• TASK TO CARRY OUT
Where a line in the listing contains the string "Jahren", copy that line out.

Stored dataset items
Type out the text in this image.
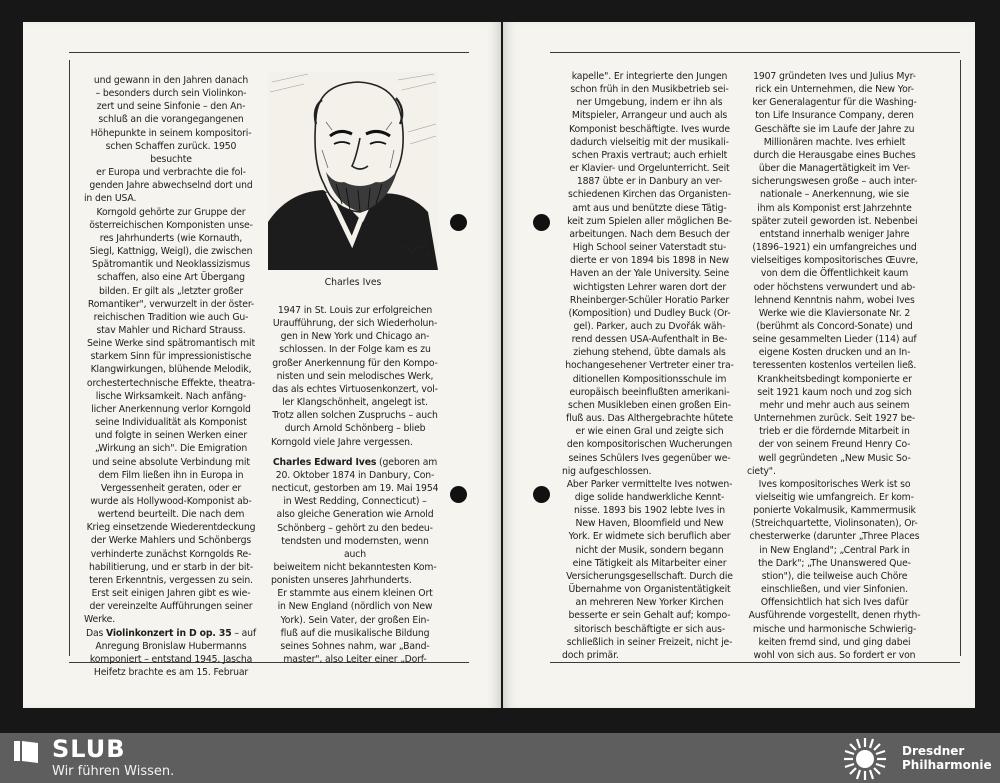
und gewann in den Jahren danach
– besonders durch sein Violinkon-
zert und seine Sinfonie – den An-
schluß an die vorangegangenen
Höhepunkte in seinem kompositori-
schen Schaffen zurück. 1950 besuchte
er Europa und verbrachte die fol-
genden Jahre abwechselnd dort und
in den USA.
Korngold gehörte zur Gruppe der
österreichischen Komponisten unse-
res Jahrhunderts (wie Kornauth,
Siegl, Kattnigg, Weigl), die zwischen
Spätromantik und Neoklassizismus
schaffen, also eine Art Übergang
bilden. Er gilt als „letzter großer
Romantiker", verwurzelt in der öster-
reichischen Tradition wie auch Gu-
stav Mahler und Richard Strauss.
Seine Werke sind spätromantisch mit
starkem Sinn für impressionistische
Klangwirkungen, blühende Melodik,
orchestertechnische Effekte, theatra-
lische Wirksamkeit. Nach anfäng-
licher Anerkennung verlor Korngold
seine Individualität als Komponist
und folgte in seinen Werken einer
„Wirkung an sich". Die Emigration
und seine absolute Verbindung mit
dem Film ließen ihn in Europa in
Vergessenheit geraten, oder er
wurde als Hollywood-Komponist ab-
wertend beurteilt. Die nach dem
Krieg einsetzende Wiederentdeckung
der Werke Mahlers und Schönbergs
verhinderte zunächst Korngolds Re-
habilitierung, und er starb in der bit-
teren Erkenntnis, vergessen zu sein.
Erst seit einigen Jahren gibt es wie-
der vereinzelte Aufführungen seiner
Werke.
Das Violinkonzert in D op. 35 – auf
Anregung Bronislaw Hubermanns
komponiert – entstand 1945. Jascha
Heifetz brachte es am 15. Februar
Charles Ives
1947 in St. Louis zur erfolgreichen
Uraufführung, der sich Wiederholun-
gen in New York und Chicago an-
schlossen. In der Folge kam es zu
großer Anerkennung für den Kompo-
nisten und sein melodisches Werk,
das als echtes Virtuosenkonzert, vol-
ler Klangschönheit, angelegt ist.
Trotz allen solchen Zuspruchs – auch
durch Arnold Schönberg – blieb
Korngold viele Jahre vergessen.
Charles Edward Ives (geboren am
20. Oktober 1874 in Danbury, Con-
necticut, gestorben am 19. Mai 1954
in West Redding, Connecticut) –
also gleiche Generation wie Arnold
Schönberg – gehört zu den bedeu-
tendsten und modernsten, wenn auch
beiweitem nicht bekanntesten Kom-
ponisten unseres Jahrhunderts.
Er stammte aus einem kleinen Ort
in New England (nördlich von New
York). Sein Vater, der großen Ein-
fluß auf die musikalische Bildung
seines Sohnes nahm, war „Band-
master", also Leiter einer „Dorf-
kapelle". Er integrierte den Jungen
schon früh in den Musikbetrieb sei-
ner Umgebung, indem er ihn als
Mitspieler, Arrangeur und auch als
Komponist beschäftigte. Ives wurde
dadurch vielseitig mit der musikali-
schen Praxis vertraut; auch erhielt
er Klavier- und Orgelunterricht. Seit
1887 übte er in Danbury an ver-
schiedenen Kirchen das Organisten-
amt aus und benützte diese Tätig-
keit zum Spielen aller möglichen Be-
arbeitungen. Nach dem Besuch der
High School seiner Vaterstadt stu-
dierte er von 1894 bis 1898 in New
Haven an der Yale University. Seine
wichtigsten Lehrer waren dort der
Rheinberger-Schüler Horatio Parker
(Komposition) und Dudley Buck (Or-
gel). Parker, auch zu Dvořák wäh-
rend dessen USA-Aufenthalt in Be-
ziehung stehend, übte damals als
hochangesehener Vertreter einer tra-
ditionellen Kompositionsschule im
europäisch beeinflußten amerikani-
schen Musikleben einen großen Ein-
fluß aus. Das Althergebrachte hütete
er wie einen Gral und zeigte sich
den kompositorischen Wucherungen
seines Schülers Ives gegenüber we-
nig aufgeschlossen.
Aber Parker vermittelte Ives notwen-
dige solide handwerkliche Kennt-
nisse. 1893 bis 1902 lebte Ives in
New Haven, Bloomfield und New
York. Er widmete sich beruflich aber
nicht der Musik, sondern begann
eine Tätigkeit als Mitarbeiter einer
Versicherungsgesellschaft. Durch die
Übernahme von Organistentätigkeit
an mehreren New Yorker Kirchen
besserte er sein Gehalt auf; kompo-
sitorisch beschäftigte er sich aus-
schließlich in seiner Freizeit, nicht je-
doch primär.
1907 gründeten Ives und Julius Myr-
rick ein Unternehmen, die New Yor-
ker Generalagentur für die Washing-
ton Life Insurance Company, deren
Geschäfte sie im Laufe der Jahre zu
Millionären machte. Ives erhielt
durch die Herausgabe eines Buches
über die Managertätigkeit im Ver-
sicherungswesen große – auch inter-
nationale – Anerkennung, wie sie
ihm als Komponist erst Jahrzehnte
später zuteil geworden ist. Nebenbei
entstand innerhalb weniger Jahre
(1896–1921) ein umfangreiches und
vielseitiges kompositorisches Œuvre,
von dem die Öffentlichkeit kaum
oder höchstens verwundert und ab-
lehnend Kenntnis nahm, wobei Ives
Werke wie die Klaviersonate Nr. 2
(berühmt als Concord-Sonate) und
seine gesammelten Lieder (114) auf
eigene Kosten drucken und an In-
teressenten kostenlos verteilen ließ.
Krankheitsbedingt komponierte er
seit 1921 kaum noch und zog sich
mehr und mehr auch aus seinem
Unternehmen zurück. Seit 1927 be-
trieb er die fördernde Mitarbeit in
der von seinem Freund Henry Co-
well gegründeten „New Music So-
ciety".
Ives kompositorisches Werk ist so
vielseitig wie umfangreich. Er kom-
ponierte Vokalmusik, Kammermusik
(Streichquartette, Violinsonaten), Or-
chesterwerke (darunter „Three Places
in New England"; „Central Park in
the Dark"; „The Unanswered Que-
stion"), die teilweise auch Chöre
einschließen, und vier Sinfonien.
Offensichtlich hat sich Ives dafür
Ausführende vorgestellt, denen rhyth-
mische und harmonische Schwierig-
keiten fremd sind, und ging dabei
wohl von sich aus. So fordert er von
SLUB
Wir führen Wissen.
Dresdner
Philharmonie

• SOLVED PROBLEM
und gewann in den Jahren danach
Erst seit einigen Jahren gibt es wie-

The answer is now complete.